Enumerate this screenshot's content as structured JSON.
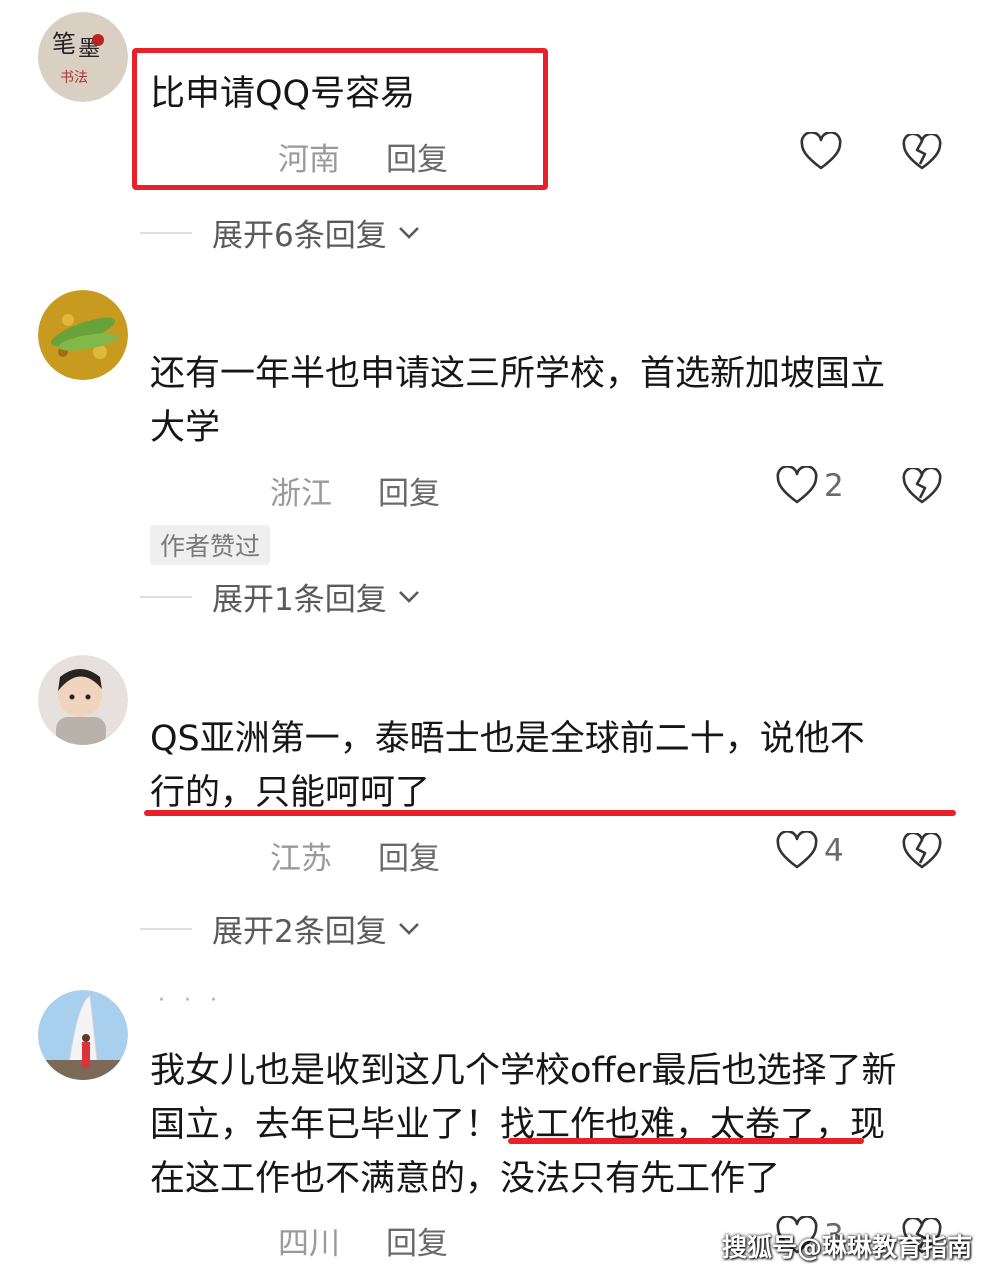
{
  "comments": [
    {
      "text_lines": [
        "比申请QQ号容易"
      ],
      "location": "河南",
      "reply_label": "回复",
      "likes": "",
      "expand_label": "展开6条回复"
    },
    {
      "text_lines": [
        "还有一年半也申请这三所学校，首选新加坡国立",
        "大学"
      ],
      "location": "浙江",
      "reply_label": "回复",
      "likes": "2",
      "author_badge": "作者赞过",
      "expand_label": "展开1条回复"
    },
    {
      "text_lines": [
        "QS亚洲第一，泰晤士也是全球前二十，说他不",
        "行的，只能呵呵了"
      ],
      "location": "江苏",
      "reply_label": "回复",
      "likes": "4",
      "expand_label": "展开2条回复"
    },
    {
      "text_lines": [
        "我女儿也是收到这几个学校offer最后也选择了新",
        "国立，去年已毕业了！找工作也难，太卷了，现",
        "在这工作也不满意的，没法只有先工作了"
      ],
      "location": "四川",
      "reply_label": "回复",
      "likes": "3"
    }
  ],
  "watermark": "搜狐号@琳琳教育指南",
  "colors": {
    "highlight": "#e8202a",
    "text": "#161616",
    "meta": "#9a9a9a"
  },
  "icons": [
    "heart-icon",
    "broken-heart-icon",
    "chevron-down-icon"
  ]
}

□ □ □ □ □ □ □

WHAT YOU ARE ASKED TO DO:
Reproduce the listing word for word and omit its pictures.

TASK RESPONSE:
Enumerate this screenshot's content as structured JSON.
{
  "comments": [
    {
      "text_lines": [
        "比申请QQ号容易"
      ],
      "location": "河南",
      "reply_label": "回复",
      "likes": "",
      "expand_label": "展开6条回复"
    },
    {
      "text_lines": [
        "还有一年半也申请这三所学校，首选新加坡国立",
        "大学"
      ],
      "location": "浙江",
      "reply_label": "回复",
      "likes": "2",
      "author_badge": "作者赞过",
      "expand_label": "展开1条回复"
    },
    {
      "text_lines": [
        "QS亚洲第一，泰晤士也是全球前二十，说他不",
        "行的，只能呵呵了"
      ],
      "location": "江苏",
      "reply_label": "回复",
      "likes": "4",
      "expand_label": "展开2条回复"
    },
    {
      "text_lines": [
        "我女儿也是收到这几个学校offer最后也选择了新",
        "国立，去年已毕业了！找工作也难，太卷了，现",
        "在这工作也不满意的，没法只有先工作了"
      ],
      "location": "四川",
      "reply_label": "回复",
      "likes": "3"
    }
  ],
  "watermark": "搜狐号@琳琳教育指南",
  "colors": {
    "highlight": "#e8202a",
    "text": "#161616",
    "meta": "#9a9a9a"
  },
  "icons": [
    "heart-icon",
    "broken-heart-icon",
    "chevron-down-icon"
  ]
}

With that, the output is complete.